### DATA:
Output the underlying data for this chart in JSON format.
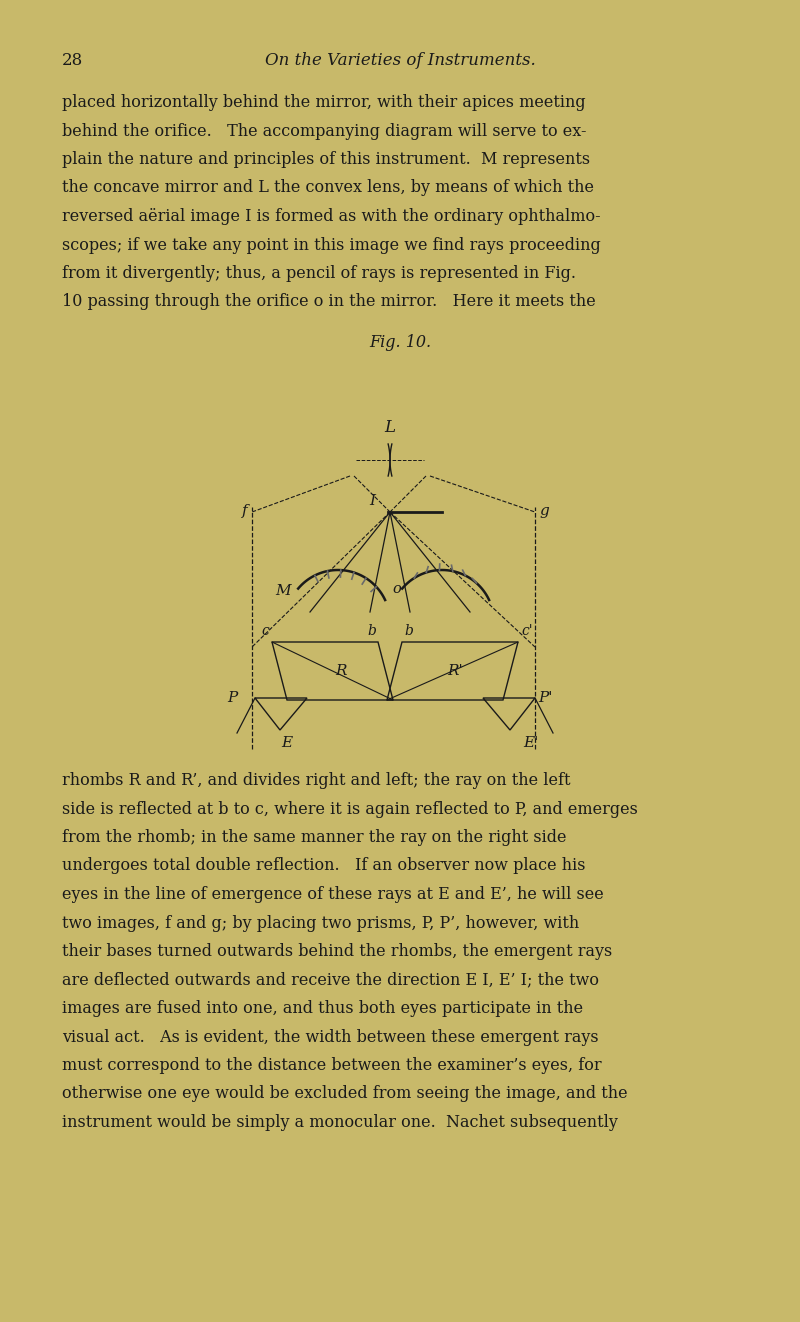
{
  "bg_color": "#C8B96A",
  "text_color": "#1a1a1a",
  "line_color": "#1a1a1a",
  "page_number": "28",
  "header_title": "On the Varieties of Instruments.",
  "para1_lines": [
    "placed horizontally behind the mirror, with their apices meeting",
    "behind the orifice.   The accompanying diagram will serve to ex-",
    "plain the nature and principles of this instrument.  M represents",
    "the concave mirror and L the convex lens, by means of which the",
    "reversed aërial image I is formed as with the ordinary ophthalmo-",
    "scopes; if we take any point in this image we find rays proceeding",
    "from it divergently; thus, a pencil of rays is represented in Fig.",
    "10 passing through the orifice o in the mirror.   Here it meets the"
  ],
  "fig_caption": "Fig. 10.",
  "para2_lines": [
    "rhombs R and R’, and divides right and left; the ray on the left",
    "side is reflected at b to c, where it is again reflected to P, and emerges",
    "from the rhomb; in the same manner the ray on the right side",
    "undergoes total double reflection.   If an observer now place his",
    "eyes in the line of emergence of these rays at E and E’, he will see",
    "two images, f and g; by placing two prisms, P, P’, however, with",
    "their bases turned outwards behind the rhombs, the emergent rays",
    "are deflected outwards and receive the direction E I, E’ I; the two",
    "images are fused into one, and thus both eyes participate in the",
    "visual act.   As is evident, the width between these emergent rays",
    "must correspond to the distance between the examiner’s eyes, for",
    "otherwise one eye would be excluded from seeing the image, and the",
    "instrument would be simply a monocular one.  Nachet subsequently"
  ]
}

### WRITTEN INSTRUCTION:
Return from the data every line that holds "orifice".

### FINAL ANSWER:
    "behind the orifice.   The accompanying diagram will serve to ex-",
    "10 passing through the orifice o in the mirror.   Here it meets the"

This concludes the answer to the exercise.